» What you need to do: Gather all lines with the word "JSON" in them.

[Items from a dataset]
__________________________________________________

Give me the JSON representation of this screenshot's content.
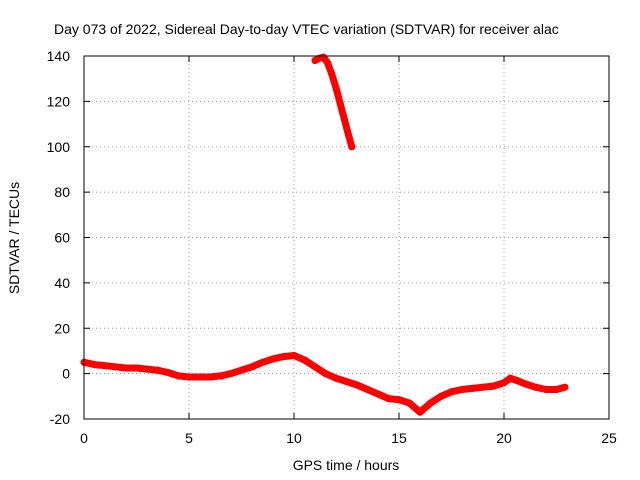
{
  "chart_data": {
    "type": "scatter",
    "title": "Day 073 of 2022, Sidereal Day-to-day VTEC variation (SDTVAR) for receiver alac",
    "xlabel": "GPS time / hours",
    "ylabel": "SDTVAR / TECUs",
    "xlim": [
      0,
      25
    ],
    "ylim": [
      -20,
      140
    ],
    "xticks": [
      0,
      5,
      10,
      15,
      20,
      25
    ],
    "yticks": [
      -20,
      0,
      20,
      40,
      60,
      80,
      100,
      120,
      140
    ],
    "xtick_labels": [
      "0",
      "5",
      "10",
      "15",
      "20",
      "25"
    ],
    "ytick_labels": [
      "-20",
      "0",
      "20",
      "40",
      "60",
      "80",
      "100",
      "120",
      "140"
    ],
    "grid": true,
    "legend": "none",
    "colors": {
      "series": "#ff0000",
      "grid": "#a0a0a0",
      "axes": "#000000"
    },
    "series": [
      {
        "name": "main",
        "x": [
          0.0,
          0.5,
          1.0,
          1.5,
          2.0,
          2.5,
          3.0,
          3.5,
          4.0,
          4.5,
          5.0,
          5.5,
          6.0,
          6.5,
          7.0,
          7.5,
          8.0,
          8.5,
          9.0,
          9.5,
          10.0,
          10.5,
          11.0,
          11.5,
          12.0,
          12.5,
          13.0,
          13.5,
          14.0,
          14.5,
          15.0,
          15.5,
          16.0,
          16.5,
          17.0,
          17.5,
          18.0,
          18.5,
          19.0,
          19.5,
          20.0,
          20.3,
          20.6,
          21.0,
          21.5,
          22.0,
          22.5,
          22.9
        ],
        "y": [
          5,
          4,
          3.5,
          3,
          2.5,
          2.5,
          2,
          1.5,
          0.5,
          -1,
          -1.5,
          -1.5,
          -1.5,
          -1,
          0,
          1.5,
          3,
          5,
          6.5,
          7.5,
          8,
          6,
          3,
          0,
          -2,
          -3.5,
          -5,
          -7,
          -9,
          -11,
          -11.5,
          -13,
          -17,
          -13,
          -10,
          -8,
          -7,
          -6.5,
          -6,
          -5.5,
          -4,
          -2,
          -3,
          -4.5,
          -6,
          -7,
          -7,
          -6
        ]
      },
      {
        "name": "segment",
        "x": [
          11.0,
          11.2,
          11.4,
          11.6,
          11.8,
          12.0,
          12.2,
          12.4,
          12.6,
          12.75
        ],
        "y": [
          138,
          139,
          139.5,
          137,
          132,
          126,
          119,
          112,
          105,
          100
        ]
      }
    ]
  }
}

__________________________________________________

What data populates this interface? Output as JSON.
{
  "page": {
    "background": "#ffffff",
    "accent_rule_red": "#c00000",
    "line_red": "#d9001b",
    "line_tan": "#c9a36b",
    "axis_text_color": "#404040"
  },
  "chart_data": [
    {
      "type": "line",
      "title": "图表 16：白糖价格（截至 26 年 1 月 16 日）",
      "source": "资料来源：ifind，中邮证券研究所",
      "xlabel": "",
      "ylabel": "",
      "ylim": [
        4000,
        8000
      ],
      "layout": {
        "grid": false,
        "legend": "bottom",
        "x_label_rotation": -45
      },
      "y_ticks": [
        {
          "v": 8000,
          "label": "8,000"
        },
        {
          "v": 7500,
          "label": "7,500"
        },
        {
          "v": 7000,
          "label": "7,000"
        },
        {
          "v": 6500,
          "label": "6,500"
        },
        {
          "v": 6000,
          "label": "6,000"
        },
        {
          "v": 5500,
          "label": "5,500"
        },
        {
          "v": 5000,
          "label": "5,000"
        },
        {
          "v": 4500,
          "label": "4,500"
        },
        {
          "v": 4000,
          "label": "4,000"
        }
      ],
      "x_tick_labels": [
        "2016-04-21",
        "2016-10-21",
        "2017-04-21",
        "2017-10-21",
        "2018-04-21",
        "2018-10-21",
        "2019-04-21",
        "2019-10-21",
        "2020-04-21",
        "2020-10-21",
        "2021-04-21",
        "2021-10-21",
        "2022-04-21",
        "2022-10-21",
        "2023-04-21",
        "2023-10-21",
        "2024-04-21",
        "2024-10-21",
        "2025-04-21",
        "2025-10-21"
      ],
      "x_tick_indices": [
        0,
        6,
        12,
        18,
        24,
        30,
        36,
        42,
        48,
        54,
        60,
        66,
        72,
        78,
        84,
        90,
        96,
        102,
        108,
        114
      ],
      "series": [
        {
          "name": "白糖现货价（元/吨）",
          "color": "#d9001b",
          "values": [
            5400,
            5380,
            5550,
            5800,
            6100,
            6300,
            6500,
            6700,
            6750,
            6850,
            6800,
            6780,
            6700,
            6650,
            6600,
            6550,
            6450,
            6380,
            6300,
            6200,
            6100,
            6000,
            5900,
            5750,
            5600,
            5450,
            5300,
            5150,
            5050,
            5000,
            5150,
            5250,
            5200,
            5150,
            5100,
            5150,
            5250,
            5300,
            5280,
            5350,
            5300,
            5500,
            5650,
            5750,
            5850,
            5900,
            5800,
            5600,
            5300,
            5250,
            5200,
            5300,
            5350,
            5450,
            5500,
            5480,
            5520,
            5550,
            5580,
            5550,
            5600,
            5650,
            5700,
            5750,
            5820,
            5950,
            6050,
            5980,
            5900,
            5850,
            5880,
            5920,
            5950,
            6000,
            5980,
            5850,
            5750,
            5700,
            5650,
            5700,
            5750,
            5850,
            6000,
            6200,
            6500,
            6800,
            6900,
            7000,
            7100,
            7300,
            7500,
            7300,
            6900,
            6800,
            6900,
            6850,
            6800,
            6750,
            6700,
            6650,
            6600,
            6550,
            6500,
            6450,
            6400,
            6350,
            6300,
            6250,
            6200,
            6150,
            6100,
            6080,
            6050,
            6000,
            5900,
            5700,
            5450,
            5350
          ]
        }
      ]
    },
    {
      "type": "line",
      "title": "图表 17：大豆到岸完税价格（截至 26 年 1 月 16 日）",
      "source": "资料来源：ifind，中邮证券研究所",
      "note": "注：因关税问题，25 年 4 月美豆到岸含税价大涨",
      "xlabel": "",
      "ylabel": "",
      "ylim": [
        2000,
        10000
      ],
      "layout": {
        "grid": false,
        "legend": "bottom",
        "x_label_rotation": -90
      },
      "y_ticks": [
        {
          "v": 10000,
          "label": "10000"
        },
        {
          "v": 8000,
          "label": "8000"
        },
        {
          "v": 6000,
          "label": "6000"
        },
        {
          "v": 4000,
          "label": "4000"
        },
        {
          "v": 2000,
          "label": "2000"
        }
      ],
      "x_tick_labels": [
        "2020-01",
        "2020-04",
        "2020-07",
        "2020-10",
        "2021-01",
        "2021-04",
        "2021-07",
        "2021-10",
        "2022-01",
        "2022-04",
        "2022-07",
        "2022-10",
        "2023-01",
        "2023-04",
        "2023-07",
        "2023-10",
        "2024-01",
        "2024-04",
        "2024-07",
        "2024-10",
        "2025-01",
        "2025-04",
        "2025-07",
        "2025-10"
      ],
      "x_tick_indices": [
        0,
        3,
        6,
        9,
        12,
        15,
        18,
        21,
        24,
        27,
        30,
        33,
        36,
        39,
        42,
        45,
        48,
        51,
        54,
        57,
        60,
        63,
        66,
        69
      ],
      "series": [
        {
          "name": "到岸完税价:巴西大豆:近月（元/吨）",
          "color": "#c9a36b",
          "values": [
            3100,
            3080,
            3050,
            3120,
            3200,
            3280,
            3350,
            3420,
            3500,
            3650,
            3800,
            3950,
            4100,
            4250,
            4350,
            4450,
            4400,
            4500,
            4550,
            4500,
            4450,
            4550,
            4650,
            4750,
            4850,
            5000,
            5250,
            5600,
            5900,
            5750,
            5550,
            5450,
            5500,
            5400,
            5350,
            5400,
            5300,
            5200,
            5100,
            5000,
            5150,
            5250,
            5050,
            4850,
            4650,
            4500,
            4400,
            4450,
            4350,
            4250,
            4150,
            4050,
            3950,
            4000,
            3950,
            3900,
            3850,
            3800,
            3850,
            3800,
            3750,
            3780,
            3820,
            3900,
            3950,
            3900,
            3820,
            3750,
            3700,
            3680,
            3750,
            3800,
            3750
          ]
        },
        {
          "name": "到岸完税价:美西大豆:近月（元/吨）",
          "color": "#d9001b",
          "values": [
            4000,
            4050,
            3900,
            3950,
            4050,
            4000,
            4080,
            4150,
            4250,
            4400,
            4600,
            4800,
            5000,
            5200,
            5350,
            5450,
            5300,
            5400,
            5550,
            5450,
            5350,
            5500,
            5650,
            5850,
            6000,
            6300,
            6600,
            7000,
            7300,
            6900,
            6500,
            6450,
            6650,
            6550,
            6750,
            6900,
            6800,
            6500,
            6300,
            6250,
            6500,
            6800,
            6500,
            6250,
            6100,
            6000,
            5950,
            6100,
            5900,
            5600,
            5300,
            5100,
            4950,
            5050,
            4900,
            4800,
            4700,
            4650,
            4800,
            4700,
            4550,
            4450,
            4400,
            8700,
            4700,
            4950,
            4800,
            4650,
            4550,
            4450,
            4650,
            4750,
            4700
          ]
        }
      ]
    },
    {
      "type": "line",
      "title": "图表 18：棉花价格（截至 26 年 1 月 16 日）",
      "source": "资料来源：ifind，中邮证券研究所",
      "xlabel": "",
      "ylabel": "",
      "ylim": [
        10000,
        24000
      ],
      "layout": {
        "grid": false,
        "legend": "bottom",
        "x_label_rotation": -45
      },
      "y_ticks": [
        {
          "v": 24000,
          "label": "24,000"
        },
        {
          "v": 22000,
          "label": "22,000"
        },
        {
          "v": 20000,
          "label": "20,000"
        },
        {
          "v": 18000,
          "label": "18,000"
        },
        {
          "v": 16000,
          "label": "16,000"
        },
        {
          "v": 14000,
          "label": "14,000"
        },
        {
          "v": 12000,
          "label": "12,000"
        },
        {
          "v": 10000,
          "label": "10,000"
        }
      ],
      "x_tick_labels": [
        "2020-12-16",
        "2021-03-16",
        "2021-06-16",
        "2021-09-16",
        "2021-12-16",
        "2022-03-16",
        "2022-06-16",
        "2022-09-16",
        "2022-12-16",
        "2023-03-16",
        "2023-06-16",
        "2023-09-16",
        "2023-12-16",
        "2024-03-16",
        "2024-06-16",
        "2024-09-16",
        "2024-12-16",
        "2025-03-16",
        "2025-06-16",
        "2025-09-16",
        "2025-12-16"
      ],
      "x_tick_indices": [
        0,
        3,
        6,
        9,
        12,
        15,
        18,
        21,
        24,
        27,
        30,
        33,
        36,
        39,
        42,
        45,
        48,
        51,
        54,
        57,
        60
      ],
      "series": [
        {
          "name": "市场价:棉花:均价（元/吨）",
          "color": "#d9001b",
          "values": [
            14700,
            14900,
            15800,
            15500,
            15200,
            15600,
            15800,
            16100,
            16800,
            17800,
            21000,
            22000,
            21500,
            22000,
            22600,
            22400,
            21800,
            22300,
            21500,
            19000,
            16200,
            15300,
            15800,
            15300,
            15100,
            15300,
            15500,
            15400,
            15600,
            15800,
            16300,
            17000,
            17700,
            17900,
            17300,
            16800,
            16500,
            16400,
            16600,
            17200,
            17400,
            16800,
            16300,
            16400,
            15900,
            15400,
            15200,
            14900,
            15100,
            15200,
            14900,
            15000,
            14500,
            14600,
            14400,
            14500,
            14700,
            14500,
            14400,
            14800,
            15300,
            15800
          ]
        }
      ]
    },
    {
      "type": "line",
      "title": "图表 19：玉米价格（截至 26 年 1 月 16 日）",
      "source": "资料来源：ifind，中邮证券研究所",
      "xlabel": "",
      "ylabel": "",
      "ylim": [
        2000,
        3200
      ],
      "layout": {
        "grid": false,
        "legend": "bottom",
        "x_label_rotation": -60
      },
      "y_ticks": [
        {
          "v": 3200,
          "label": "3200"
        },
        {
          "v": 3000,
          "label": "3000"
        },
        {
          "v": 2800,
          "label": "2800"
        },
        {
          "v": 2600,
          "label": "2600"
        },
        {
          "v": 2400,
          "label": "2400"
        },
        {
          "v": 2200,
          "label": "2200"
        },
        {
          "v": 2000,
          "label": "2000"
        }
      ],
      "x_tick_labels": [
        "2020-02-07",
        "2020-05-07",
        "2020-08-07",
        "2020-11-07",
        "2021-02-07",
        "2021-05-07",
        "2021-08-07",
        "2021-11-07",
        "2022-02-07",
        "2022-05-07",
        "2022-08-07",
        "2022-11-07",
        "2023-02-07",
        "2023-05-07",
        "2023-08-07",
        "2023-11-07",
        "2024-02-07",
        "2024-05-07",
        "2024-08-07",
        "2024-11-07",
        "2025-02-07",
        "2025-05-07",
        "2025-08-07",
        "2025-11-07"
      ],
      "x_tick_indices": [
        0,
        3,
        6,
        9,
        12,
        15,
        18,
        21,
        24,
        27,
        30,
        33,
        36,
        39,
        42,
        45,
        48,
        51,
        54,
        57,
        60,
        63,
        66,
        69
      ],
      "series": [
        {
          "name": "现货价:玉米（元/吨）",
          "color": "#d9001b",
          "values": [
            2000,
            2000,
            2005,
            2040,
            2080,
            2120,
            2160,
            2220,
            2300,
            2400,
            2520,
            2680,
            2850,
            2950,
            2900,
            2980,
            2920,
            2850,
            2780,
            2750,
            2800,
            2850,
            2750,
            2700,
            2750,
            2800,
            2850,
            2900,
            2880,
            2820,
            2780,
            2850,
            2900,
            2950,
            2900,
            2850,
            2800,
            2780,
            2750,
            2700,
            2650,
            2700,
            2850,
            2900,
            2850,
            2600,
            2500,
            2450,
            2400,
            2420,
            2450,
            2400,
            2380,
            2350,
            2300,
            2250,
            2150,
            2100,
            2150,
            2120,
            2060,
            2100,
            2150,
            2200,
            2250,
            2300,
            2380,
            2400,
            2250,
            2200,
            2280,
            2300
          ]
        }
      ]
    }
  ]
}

__________________________________________________

» Solution to this exercise:
Give me the JSON representation of this screenshot's content.
What data populates this interface? Output as JSON.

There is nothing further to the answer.